◆ **Exercise instructions**: Reproduce the listing below character for character; drop every image.

== Supplied information

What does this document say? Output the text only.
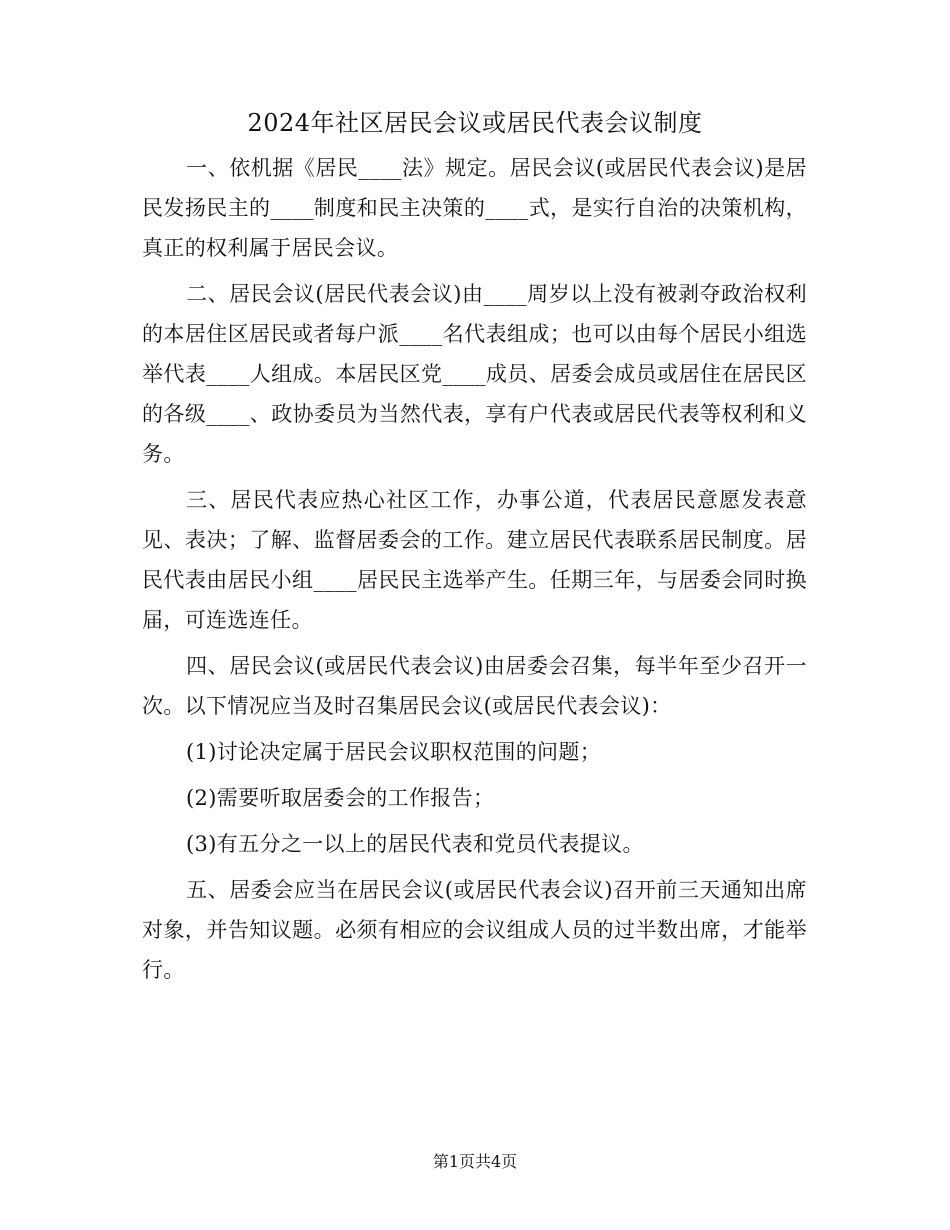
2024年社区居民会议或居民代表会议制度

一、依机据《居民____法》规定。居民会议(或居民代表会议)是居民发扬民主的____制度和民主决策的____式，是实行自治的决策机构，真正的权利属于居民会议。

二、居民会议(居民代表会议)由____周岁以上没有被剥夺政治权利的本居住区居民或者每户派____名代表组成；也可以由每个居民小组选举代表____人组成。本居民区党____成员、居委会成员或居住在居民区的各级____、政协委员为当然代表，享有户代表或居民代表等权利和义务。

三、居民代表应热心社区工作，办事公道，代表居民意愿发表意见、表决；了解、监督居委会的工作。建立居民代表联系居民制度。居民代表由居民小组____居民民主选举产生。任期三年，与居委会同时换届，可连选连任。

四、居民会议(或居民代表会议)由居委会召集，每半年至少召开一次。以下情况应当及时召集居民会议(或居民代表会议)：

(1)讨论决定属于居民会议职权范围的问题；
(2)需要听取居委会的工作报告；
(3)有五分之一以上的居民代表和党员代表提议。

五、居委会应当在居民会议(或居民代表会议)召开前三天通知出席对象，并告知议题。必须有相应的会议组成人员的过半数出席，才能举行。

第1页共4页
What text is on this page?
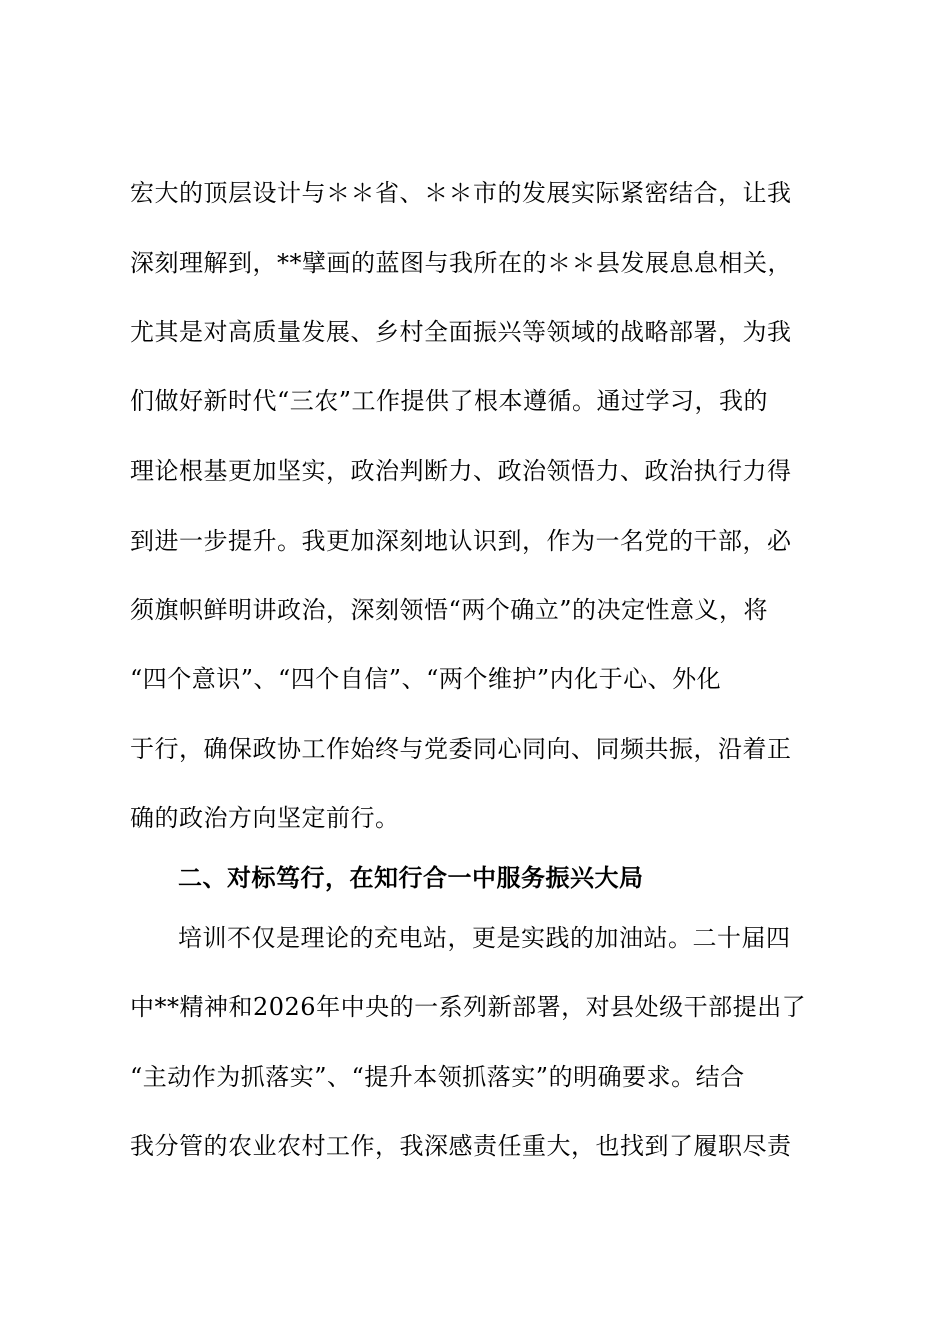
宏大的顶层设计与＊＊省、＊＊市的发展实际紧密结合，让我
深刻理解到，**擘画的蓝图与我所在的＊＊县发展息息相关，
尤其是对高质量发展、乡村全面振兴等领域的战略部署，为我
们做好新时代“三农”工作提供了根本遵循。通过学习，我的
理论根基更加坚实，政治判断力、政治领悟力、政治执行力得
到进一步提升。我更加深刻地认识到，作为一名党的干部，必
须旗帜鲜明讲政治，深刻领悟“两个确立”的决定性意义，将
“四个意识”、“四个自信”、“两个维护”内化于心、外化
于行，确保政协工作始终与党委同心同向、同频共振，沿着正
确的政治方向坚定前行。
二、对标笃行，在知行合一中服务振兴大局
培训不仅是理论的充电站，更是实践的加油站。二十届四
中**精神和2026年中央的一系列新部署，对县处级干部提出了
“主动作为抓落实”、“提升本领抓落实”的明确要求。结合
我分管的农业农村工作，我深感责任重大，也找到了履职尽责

====

◆ **Completed exercise**:
What does this document say? Output the text only.
2024年社区居民会议或居民代表会议制度

一、依机据《居民____法》规定。居民会议(或居民代表会议)是居民发扬民主的____制度和民主决策的____式，是实行自治的决策机构，真正的权利属于居民会议。

二、居民会议(居民代表会议)由____周岁以上没有被剥夺政治权利的本居住区居民或者每户派____名代表组成；也可以由每个居民小组选举代表____人组成。本居民区党____成员、居委会成员或居住在居民区的各级____、政协委员为当然代表，享有户代表或居民代表等权利和义务。

三、居民代表应热心社区工作，办事公道，代表居民意愿发表意见、表决；了解、监督居委会的工作。建立居民代表联系居民制度。居民代表由居民小组____居民民主选举产生。任期三年，与居委会同时换届，可连选连任。

四、居民会议(或居民代表会议)由居委会召集，每半年至少召开一次。以下情况应当及时召集居民会议(或居民代表会议)：

(1)讨论决定属于居民会议职权范围的问题；
(2)需要听取居委会的工作报告；
(3)有五分之一以上的居民代表和党员代表提议。

五、居委会应当在居民会议(或居民代表会议)召开前三天通知出席对象，并告知议题。必须有相应的会议组成人员的过半数出席，才能举行。

第1页共4页
What text is on this page?
宏大的顶层设计与＊＊省、＊＊市的发展实际紧密结合，让我
深刻理解到，**擘画的蓝图与我所在的＊＊县发展息息相关，
尤其是对高质量发展、乡村全面振兴等领域的战略部署，为我
们做好新时代“三农”工作提供了根本遵循。通过学习，我的
理论根基更加坚实，政治判断力、政治领悟力、政治执行力得
到进一步提升。我更加深刻地认识到，作为一名党的干部，必
须旗帜鲜明讲政治，深刻领悟“两个确立”的决定性意义，将
“四个意识”、“四个自信”、“两个维护”内化于心、外化
于行，确保政协工作始终与党委同心同向、同频共振，沿着正
确的政治方向坚定前行。
二、对标笃行，在知行合一中服务振兴大局
培训不仅是理论的充电站，更是实践的加油站。二十届四
中**精神和2026年中央的一系列新部署，对县处级干部提出了
“主动作为抓落实”、“提升本领抓落实”的明确要求。结合
我分管的农业农村工作，我深感责任重大，也找到了履职尽责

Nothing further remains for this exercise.